__Problem requirements__
Look over the lines below. Report each one that includes the string "résidentes".

[Figure record listings]
** Begin **
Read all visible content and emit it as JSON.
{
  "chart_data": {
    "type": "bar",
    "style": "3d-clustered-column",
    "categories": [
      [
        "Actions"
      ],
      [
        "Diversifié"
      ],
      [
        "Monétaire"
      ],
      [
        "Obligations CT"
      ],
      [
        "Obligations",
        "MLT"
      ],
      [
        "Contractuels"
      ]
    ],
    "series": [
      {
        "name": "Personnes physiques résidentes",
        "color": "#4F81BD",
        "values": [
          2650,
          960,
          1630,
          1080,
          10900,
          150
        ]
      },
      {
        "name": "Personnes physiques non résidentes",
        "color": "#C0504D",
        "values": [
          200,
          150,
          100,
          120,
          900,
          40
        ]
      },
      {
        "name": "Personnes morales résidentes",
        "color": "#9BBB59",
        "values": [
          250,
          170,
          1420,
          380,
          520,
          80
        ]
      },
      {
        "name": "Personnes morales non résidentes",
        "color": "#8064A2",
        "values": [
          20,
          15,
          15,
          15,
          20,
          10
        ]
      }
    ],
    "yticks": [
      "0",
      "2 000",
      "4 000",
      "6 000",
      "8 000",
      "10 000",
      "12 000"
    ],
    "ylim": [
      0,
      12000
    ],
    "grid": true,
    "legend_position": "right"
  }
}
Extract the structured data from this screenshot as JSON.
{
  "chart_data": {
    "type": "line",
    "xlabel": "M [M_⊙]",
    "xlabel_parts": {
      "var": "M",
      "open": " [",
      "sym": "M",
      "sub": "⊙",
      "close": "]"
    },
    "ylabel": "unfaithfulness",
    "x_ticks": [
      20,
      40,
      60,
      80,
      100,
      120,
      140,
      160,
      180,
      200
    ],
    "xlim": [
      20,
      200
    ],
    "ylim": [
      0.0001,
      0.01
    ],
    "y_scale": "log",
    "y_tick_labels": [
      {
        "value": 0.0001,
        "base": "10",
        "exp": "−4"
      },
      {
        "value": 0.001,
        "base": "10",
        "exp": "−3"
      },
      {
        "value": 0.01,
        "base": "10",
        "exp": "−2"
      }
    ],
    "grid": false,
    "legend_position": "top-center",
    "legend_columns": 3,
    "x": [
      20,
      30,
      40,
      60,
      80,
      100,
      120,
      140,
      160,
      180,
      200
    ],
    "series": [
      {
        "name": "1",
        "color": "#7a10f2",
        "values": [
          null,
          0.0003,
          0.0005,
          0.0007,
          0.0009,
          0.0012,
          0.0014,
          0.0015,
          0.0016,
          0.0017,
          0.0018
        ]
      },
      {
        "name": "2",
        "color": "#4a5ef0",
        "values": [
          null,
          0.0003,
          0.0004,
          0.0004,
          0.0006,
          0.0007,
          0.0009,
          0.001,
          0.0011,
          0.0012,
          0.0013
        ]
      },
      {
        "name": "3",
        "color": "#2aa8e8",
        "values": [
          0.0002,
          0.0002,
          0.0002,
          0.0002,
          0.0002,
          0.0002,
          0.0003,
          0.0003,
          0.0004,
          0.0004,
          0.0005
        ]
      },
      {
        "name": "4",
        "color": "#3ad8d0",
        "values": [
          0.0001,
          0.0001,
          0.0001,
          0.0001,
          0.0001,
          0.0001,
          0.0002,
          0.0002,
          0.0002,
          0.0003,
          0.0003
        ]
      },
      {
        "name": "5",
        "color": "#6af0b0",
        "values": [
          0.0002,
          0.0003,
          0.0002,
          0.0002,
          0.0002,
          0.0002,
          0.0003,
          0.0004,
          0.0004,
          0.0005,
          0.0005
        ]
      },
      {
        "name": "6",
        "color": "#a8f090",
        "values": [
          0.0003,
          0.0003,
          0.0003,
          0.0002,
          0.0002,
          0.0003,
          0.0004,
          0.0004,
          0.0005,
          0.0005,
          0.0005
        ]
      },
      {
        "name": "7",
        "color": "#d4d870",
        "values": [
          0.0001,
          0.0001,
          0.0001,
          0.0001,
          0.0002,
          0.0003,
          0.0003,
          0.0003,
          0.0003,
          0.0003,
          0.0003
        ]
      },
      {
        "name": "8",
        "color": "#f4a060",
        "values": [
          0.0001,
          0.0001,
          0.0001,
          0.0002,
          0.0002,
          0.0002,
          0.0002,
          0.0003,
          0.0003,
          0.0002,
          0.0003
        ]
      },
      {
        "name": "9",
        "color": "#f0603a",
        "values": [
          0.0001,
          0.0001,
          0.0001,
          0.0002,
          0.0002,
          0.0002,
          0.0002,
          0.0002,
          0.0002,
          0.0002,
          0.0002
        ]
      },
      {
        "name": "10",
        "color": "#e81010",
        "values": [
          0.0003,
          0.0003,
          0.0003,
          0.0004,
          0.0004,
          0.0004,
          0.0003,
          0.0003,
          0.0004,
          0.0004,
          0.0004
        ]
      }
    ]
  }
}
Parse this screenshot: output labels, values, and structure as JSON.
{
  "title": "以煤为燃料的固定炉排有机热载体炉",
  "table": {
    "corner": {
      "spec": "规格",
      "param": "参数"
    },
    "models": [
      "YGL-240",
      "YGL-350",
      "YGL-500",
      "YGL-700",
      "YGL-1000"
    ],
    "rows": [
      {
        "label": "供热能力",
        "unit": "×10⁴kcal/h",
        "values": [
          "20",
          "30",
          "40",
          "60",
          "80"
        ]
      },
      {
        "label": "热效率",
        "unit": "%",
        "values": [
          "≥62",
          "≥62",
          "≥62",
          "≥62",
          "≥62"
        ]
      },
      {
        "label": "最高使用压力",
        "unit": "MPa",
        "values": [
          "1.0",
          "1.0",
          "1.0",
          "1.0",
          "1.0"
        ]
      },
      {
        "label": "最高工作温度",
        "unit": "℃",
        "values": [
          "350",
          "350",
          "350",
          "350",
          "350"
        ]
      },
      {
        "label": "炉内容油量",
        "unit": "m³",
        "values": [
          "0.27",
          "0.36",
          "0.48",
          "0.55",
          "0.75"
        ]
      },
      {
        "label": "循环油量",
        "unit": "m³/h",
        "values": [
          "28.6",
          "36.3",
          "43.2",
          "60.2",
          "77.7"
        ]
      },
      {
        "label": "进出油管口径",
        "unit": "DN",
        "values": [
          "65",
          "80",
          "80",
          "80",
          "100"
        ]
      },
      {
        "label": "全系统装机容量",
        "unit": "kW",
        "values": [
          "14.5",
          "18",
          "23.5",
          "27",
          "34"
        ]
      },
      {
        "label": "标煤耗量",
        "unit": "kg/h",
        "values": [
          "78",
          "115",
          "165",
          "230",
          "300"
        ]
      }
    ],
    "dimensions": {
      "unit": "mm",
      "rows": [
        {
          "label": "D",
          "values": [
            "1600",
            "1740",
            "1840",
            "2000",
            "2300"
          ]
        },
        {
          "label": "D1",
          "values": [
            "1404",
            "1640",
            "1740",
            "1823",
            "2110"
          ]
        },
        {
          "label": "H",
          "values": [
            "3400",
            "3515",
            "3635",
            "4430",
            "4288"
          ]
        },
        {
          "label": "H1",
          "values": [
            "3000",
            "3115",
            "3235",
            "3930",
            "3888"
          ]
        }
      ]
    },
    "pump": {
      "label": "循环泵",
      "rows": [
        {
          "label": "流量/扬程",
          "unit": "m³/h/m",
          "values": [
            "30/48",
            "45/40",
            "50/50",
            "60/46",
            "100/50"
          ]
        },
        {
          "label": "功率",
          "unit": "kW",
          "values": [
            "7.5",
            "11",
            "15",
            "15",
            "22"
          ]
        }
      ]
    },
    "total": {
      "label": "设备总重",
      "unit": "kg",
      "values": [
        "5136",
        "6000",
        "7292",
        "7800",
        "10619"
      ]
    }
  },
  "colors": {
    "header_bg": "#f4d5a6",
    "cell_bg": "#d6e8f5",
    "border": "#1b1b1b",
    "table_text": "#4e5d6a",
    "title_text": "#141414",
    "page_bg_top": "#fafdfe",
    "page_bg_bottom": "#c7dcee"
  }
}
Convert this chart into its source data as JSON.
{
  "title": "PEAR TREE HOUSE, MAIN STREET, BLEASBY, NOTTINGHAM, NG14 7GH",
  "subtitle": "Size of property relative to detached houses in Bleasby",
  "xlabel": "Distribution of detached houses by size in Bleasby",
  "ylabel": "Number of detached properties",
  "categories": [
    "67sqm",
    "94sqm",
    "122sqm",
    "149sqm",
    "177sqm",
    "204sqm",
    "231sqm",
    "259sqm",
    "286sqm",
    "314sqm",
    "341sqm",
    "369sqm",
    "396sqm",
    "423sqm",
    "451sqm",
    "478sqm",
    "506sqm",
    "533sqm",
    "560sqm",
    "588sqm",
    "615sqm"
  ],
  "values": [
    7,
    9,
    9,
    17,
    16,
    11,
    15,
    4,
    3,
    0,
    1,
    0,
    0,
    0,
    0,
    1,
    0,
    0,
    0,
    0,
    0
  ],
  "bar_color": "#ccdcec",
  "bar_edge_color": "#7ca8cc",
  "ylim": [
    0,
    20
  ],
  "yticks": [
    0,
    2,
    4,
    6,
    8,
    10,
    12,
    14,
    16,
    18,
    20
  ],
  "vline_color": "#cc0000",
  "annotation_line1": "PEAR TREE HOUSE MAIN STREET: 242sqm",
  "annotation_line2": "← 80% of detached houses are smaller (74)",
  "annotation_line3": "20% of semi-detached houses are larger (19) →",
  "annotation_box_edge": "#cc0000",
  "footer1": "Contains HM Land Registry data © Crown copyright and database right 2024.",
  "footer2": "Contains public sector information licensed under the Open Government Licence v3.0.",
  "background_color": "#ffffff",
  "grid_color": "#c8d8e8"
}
** End **
__Expected answer__
        "name": "Personnes physiques résidentes",
        "name": "Personnes physiques non résidentes",
        "name": "Personnes morales résidentes",
        "name": "Personnes morales non résidentes",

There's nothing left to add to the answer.